* _Material shown_
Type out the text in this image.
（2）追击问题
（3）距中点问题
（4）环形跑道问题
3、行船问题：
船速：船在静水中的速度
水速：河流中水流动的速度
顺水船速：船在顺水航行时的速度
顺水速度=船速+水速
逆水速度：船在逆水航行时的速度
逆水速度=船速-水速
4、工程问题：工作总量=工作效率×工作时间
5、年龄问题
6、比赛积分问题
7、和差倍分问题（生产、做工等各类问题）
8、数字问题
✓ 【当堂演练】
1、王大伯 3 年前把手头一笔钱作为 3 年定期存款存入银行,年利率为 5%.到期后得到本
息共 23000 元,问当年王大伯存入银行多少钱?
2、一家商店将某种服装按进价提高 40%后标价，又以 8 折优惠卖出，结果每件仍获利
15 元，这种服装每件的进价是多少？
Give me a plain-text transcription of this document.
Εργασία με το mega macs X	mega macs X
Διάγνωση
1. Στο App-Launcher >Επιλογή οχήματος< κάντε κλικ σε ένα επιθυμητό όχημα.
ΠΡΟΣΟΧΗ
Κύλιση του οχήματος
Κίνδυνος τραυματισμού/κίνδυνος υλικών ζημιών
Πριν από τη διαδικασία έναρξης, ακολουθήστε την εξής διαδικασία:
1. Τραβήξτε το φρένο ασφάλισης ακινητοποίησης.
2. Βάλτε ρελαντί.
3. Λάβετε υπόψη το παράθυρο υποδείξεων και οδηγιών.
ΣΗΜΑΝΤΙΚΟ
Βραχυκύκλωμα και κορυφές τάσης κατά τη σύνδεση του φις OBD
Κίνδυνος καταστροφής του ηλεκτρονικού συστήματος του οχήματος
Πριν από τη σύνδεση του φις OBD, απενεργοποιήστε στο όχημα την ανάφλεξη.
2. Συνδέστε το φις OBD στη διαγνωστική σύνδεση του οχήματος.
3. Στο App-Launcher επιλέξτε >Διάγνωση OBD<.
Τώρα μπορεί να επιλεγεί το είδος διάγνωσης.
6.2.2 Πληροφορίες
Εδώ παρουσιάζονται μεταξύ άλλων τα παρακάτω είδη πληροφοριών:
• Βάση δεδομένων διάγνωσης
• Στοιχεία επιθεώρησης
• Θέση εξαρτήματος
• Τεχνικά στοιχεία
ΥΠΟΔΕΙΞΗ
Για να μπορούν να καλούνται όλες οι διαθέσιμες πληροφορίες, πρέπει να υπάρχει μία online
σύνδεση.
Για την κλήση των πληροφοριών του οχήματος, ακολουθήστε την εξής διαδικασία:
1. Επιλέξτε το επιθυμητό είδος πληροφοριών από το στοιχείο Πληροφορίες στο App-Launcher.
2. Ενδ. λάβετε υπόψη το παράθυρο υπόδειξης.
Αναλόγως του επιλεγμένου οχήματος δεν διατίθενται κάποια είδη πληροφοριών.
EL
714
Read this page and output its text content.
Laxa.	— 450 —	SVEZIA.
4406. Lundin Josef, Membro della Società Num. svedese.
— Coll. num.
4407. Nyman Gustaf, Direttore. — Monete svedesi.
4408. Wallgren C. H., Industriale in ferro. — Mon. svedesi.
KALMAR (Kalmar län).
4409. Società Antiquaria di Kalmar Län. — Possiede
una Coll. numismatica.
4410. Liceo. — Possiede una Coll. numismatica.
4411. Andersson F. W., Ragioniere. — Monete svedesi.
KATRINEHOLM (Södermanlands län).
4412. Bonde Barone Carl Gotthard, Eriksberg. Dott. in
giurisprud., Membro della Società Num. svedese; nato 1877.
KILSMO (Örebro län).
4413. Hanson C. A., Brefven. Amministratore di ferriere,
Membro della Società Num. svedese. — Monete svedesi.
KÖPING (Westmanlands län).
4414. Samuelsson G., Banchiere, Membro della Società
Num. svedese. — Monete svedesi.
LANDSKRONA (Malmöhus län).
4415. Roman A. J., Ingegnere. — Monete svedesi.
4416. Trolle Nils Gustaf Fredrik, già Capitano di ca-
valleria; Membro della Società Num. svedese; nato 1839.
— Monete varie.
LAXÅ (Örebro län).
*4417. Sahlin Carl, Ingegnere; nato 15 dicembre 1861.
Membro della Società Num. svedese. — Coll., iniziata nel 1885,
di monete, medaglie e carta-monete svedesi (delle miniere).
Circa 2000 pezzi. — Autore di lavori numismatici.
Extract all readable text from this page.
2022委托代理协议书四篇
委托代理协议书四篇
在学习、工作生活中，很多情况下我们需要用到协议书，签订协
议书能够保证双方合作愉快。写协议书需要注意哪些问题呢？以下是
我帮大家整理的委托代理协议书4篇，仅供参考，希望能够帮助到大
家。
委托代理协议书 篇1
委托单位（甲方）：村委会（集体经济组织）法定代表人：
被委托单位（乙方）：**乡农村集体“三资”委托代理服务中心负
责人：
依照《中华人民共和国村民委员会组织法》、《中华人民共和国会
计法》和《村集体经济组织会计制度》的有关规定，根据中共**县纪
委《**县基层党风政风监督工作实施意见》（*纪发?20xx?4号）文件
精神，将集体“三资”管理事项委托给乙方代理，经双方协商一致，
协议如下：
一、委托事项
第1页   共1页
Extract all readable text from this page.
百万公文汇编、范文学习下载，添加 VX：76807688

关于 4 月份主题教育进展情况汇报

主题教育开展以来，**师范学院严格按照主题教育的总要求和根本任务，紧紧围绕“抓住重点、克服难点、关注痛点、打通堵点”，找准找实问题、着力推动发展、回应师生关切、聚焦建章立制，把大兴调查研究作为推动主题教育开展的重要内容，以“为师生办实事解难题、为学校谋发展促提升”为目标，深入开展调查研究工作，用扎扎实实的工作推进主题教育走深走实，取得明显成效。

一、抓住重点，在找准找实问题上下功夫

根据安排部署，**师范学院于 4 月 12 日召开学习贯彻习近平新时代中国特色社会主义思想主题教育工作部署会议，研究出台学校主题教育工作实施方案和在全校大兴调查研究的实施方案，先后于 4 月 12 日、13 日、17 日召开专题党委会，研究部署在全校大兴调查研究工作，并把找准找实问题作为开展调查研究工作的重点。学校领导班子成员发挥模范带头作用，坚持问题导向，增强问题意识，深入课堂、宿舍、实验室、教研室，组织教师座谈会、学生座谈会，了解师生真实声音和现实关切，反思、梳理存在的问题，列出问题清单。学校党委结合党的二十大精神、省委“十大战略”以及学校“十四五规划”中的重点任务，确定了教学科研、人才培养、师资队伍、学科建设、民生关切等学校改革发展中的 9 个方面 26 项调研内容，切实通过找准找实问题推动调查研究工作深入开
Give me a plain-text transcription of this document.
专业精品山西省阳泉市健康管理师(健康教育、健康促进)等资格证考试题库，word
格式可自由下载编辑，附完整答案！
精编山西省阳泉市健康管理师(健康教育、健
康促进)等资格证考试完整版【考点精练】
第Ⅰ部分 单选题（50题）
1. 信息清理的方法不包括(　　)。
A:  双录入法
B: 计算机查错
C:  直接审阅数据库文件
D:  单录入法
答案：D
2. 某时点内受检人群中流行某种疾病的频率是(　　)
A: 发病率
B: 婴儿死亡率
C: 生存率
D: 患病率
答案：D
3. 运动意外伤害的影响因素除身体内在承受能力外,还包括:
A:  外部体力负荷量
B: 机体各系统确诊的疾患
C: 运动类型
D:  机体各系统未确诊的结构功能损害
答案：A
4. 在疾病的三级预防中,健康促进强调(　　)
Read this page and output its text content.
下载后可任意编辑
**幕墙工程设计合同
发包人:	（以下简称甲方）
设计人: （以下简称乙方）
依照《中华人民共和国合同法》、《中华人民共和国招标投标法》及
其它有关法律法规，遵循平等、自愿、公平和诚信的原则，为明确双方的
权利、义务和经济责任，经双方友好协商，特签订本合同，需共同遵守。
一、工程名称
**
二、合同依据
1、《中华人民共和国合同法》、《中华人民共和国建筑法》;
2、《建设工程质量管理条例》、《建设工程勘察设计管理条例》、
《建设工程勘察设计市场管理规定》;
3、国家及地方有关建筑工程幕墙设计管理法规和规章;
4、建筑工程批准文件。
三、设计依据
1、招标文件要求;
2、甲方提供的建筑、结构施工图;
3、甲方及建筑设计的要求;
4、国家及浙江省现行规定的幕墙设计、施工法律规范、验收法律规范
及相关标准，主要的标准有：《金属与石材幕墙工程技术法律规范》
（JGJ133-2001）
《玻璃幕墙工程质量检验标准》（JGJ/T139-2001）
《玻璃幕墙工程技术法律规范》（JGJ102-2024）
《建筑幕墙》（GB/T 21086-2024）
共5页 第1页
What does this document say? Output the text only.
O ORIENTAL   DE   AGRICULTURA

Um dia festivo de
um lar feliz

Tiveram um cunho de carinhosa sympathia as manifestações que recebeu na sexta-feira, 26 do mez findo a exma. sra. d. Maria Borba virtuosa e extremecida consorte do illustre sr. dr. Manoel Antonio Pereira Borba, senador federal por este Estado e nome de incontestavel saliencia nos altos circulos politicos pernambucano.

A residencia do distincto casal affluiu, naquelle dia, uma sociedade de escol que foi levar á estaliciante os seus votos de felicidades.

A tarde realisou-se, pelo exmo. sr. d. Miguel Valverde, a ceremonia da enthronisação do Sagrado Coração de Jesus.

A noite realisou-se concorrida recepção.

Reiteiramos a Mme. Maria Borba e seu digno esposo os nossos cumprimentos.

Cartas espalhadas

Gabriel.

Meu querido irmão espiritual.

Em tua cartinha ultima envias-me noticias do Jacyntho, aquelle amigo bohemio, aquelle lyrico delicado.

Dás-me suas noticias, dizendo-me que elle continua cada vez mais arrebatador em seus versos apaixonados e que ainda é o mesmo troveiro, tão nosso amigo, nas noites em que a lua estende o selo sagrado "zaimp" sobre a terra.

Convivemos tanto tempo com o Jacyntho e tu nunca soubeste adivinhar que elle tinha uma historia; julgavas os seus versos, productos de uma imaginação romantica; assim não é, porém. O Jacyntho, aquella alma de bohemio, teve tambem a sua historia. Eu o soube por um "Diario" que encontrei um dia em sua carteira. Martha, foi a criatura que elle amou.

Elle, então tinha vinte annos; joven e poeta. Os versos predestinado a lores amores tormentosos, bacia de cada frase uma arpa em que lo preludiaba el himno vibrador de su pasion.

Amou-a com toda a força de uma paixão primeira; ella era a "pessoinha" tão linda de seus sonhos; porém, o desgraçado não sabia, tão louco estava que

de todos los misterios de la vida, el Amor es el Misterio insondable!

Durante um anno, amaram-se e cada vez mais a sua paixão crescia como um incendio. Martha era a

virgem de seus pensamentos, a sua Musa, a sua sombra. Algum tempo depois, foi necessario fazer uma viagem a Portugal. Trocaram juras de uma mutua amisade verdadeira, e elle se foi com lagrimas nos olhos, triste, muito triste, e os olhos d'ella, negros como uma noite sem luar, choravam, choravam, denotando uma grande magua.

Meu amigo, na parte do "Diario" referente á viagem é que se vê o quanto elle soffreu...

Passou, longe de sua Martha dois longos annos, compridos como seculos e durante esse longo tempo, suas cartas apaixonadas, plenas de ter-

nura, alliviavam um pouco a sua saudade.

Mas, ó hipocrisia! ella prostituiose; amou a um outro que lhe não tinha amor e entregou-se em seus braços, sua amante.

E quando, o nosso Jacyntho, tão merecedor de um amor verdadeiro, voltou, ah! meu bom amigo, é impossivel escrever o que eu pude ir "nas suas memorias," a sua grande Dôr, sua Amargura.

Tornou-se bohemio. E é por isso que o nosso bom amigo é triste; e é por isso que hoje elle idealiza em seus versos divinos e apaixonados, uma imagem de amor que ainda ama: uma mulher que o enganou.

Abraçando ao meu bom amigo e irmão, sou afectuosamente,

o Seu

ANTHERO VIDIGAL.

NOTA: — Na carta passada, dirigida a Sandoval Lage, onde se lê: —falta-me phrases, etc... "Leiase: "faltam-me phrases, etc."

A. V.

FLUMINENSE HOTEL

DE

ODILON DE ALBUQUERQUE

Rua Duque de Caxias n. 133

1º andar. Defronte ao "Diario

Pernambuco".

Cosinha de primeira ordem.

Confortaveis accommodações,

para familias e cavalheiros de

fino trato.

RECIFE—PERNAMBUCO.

* _Task to carry out_
Pick out all lines containing the string "ακολουθήστε".

* _Output_
Πριν από τη διαδικασία έναρξης, ακολουθήστε την εξής διαδικασία:
Για την κλήση των πληροφοριών του οχήματος, ακολουθήστε την εξής διαδικασία:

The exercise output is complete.